Problem description = Copy all lines in which the word "jette" can be found.

Information supplied =

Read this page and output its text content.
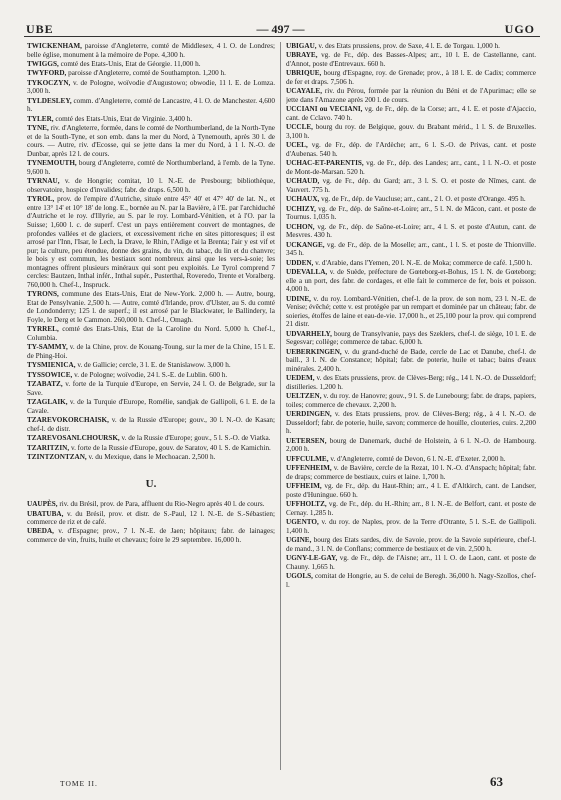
UBE	— 497 —	UGO

TWICKENHAM, paroisse d'Angleterre, comté de Middlesex, 4 l. O. de Londres; belle église, monument à la mémoire de Pope. 4,300 h.

TWIGGS, comté des Etats-Unis, Etat de Géorgie. 11,000 h.

TWYFORD, paroisse d'Angleterre, comté de Southampton. 1,200 h.

TYKOCZYN, v. de Pologne, woïvodie d'Augustowo; obwodie, 11 l. E. de Lomza. 3,000 h.

TYLDESLEY, comm. d'Angleterre, comté de Lancastre, 4 l. O. de Manchester. 4,600 h.

TYLER, comté des Etats-Unis, Etat de Virginie. 3,400 h.

TYNE, riv. d'Angleterre, formée, dans le comté de Northumberland, de la North-Tyne et de la South-Tyne, et son emb. dans la mer du Nord, à Tynemouth, après 30 l. de cours. — Autre, riv. d'Ecosse, qui se jette dans la mer du Nord, à 1 l. N.-O. de Dunbar, après 12 l. de cours.

TYNEMOUTH, bourg d'Angleterre, comté de Northumberland, à l'emb. de la Tyne. 9,600 h.

TYRNAU, v. de Hongrie; comitat, 10 l. N.-E. de Presbourg; bibliothèque, observatoire, hospice d'invalides; fabr. de draps. 6,500 h.

TYROL, prov. de l'empire d'Autriche, située entre 45° 40' et 47° 40' de lat. N., et entre 13° 14' et 10° 18' de long. E., bornée au N. par la Bavière, à l'E. par l'archiduché d'Autriche et le roy. d'Illyrie, au S. par le roy. Lombard-Vénitien, et à l'O. par la Suisse; 1,600 l. c. de superf. C'est un pays entièrement couvert de montagnes, de profondes vallées et de glaciers, et excessivement riche en sites pittoresques; il est arrosé par l'Inn, l'Isar, le Lech, la Drave, le Rhin, l'Adige et la Brenta; l'air y est vif et pur; la culture, peu étendue, donne des grains, du vin, du tabac, du lin et du chanvre; le bois y est commun, les bestiaux sont nombreux ainsi que les vers-à-soie; les montagnes offrent plusieurs minéraux qui sont peu exploités. Le Tyrol comprend 7 cercles: Bautzen, Inthal infér., Inthal supér., Pusterthal, Roveredo, Trente et Voralberg. 760,000 h. Chef-l., Inspruck.

TYRONS, commune des Etats-Unis, Etat de New-York. 2,000 h. — Autre, bourg, Etat de Pensylvanie. 2,500 h. — Autre, comté d'Irlande, prov. d'Ulster, au S. du comté de Londonderry; 125 l. de superf.; il est arrosé par le Blackwater, le Ballindery, la Foyle, le Derg et le Cammon. 260,000 h. Chef-l., Omagh.

TYRREL, comté des Etats-Unis, Etat de la Caroline du Nord. 5,000 h. Chef-l., Columbia.

TY-SAMMY, v. de la Chine, prov. de Kouang-Toung, sur la mer de la Chine, 15 l. E. de Phing-Hoi.

TYSMIENICA, v. de Gallicie; cercle, 3 l. E. de Stanislawow. 3,000 h.

TYSSOWICE, v. de Pologne; woïvodie, 24 l. S.-E. de Lublin. 600 h.

TZABATZ, v. forte de la Turquie d'Europe, en Servie, 24 l. O. de Belgrade, sur la Save.

TZAGLAIK, v. de la Turquie d'Europe, Romélie, sandjak de Gallipoli, 6 l. E. de la Cavale.

TZAREVOKORCHAISK, v. de la Russie d'Europe; gouv., 30 l. N.-O. de Kasan; chef-l. de distr.

TZAREVOSANLCHOURSK, v. de la Russie d'Europe; gouv., 5 l. S.-O. de Viatka.

TZARITZIN, v. forte de la Russie d'Europe, gouv. de Saratov, 40 l. S. de Kamichin.

TZINTZONTZAN, v. du Mexique, dans le Mechoacan. 2,500 h.

U.

UAUPÈS, riv. du Brésil, prov. de Para, affluent du Rio-Negro après 40 l. de cours.

UBATUBA, v. du Brésil, prov. et distr. de S.-Paul, 12 l. N.-E. de S.-Sébastien; commerce de riz et de café.

UBEDA, v. d'Espagne; prov., 7 l. N.-E. de Jaen; hôpitaux; fabr. de lainages; commerce de vin, fruits, huile et chevaux; foire le 29 septembre. 16,000 h.

UBIGAU, v. des Etats prussiens, prov. de Saxe, 4 l. E. de Torgau. 1,000 h.

UBRAYE, vg. de Fr., dép. des Basses-Alpes; arr., 10 l. E. de Castellanne, cant. d'Annot, poste d'Entrevaux. 660 h.

UBRIQUE, bourg d'Espagne, roy. de Grenade; prov., à 18 l. E. de Cadix; commerce de fer et draps. 7,506 h.

UCAYALE, riv. du Pérou, formée par la réunion du Béni et de l'Apurimac; elle se jette dans l'Amazone après 200 l. de cours.

UCCIANI ou VECIANI, vg. de Fr., dép. de la Corse; arr., 4 l. E. et poste d'Ajaccio, cant. de Cclavo. 740 h.

UCCLE, bourg du roy. de Belgique, gouv. du Brabant mérid., 1 l. S. de Bruxelles. 3,100 h.

UCEL, vg. de Fr., dép. de l'Ardèche; arr., 6 l. S.-O. de Privas, cant. et poste d'Aubenas. 540 h.

UCHAC-ET-PARENTIS, vg. de Fr., dép. des Landes; arr., cant., 1 l. N.-O. et poste de Mont-de-Marsan. 520 h.

UCHAUD, vg. de Fr., dép. du Gard; arr., 3 l. S. O. et poste de Nîmes, cant. de Vauvert. 775 h.

UCHAUX, vg. de Fr., dép. de Vaucluse; arr., cant., 2 l. O. et poste d'Orange. 495 h.

UCHIZY, vg. de Fr., dép. de Saône-et-Loire; arr., 5 l. N. de Mâcon, cant. et poste de Tournus. 1,035 h.

UCHON, vg. de Fr., dép. de Saône-et-Loire; arr., 4 l. S. et poste d'Autun, cant. de Mesvres. 430 h.

UCKANGE, vg. de Fr., dép. de la Moselle; arr., cant., 1 l. S. et poste de Thionville. 345 h.

UDDEN, v. d'Arabie, dans l'Yemen, 20 l. N.-E. de Moka; commerce de café. 1,500 h.

UDEVALLA, v. de Suède, préfecture de Gœteborg-et-Bohus, 15 l. N. de Gœteborg; elle a un port, des fabr. de cordages, et elle fait le commerce de fer, bois et poisson. 4,000 h.

UDINE, v. du roy. Lombard-Vénitien, chef-l. de la prov. de son nom, 23 l. N.-E. de Venise; évêché; cette v. est protégée par un rempart et dominée par un château; fabr. de soieries, étoffes de laine et eau-de-vie. 17,000 h., et 25,100 pour la prov. qui comprend 21 distr.

UDVARHELY, bourg de Transylvanie, pays des Szeklers, chef-l. de siège, 10 l. E. de Segesvar; collège; commerce de tabac. 6,000 h.

UEBERKINGEN, v. du grand-duché de Bade, cercle de Lac et Danube, chef-l. de baill., 3 l. N. de Constance; hôpital; fabr. de poterie, huile et tabac; bains d'eaux minérales. 2,400 h.

UEDEM, v. des Etats prussiens, prov. de Clèves-Berg; rég., 14 l. N.-O. de Dusseldorf; distilleries. 1,200 h.

UELTZEN, v. du roy. de Hanovre; gouv., 9 l. S. de Lunebourg; fabr. de draps, papiers, toiles; commerce de chevaux. 2,200 h.

UERDINGEN, v. des Etats prussiens, prov. de Clèves-Berg; rég., à 4 l. N.-O. de Dusseldorf; fabr. de poterie, huile, savon; commerce de houille, clouteries, cuirs. 2,200 h.

UETERSEN, bourg de Danemark, duché de Holstein, à 6 l. N.-O. de Hambourg. 2,000 h.

UFFCULME, v. d'Angleterre, comté de Devon, 6 l. N.-E. d'Exeter. 2,000 h.

UFFENHEIM, v. de Bavière, cercle de la Rezat, 10 l. N.-O. d'Anspach; hôpital; fabr. de draps; commerce de bestiaux, cuirs et laine. 1,700 h.

UFFHEIM, vg. de Fr., dép. du Haut-Rhin; arr., 4 l. E. d'Altkirch, cant. de Landser, poste d'Huningue. 660 h.

UFFHOLTZ, vg. de Fr., dép. du H.-Rhin; arr., 8 l. N.-E. de Belfort, cant. et poste de Cernay. 1,285 h.

UGENTO, v. du roy. de Naples, prov. de la Terre d'Otrante, 5 l. S.-E. de Gallipoli. 1,400 h.

UGINE, bourg des Etats sardes, div. de Savoie, prov. de la Savoie supérieure, chef-l. de mand., 3 l. N. de Conflans; commerce de bestiaux et de vin. 2,500 h.

UGNY-LE-GAY, vg. de Fr., dép. de l'Aisne; arr., 11 l. O. de Laon, cant. et poste de Chauny. 1,665 h.

UGOLS, comitat de Hongrie, au S. de celui de Beregh. 36,000 h. Nagy-Szollos, chef-l.

TOME II.	63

Written response =
TYNE, riv. d'Angleterre, formée, dans le comté de Northumberland, de la North-Tyne et de la South-Tyne, et son emb. dans la mer du Nord, à Tynemouth, après 30 l. de cours. — Autre, riv. d'Ecosse, qui se jette dans la mer du Nord, à 1 l. N.-O. de Dunbar, après 12 l. de cours.
UCAYALE, riv. du Pérou, formée par la réunion du Béni et de l'Apurimac; elle se jette dans l'Amazone après 200 l. de cours.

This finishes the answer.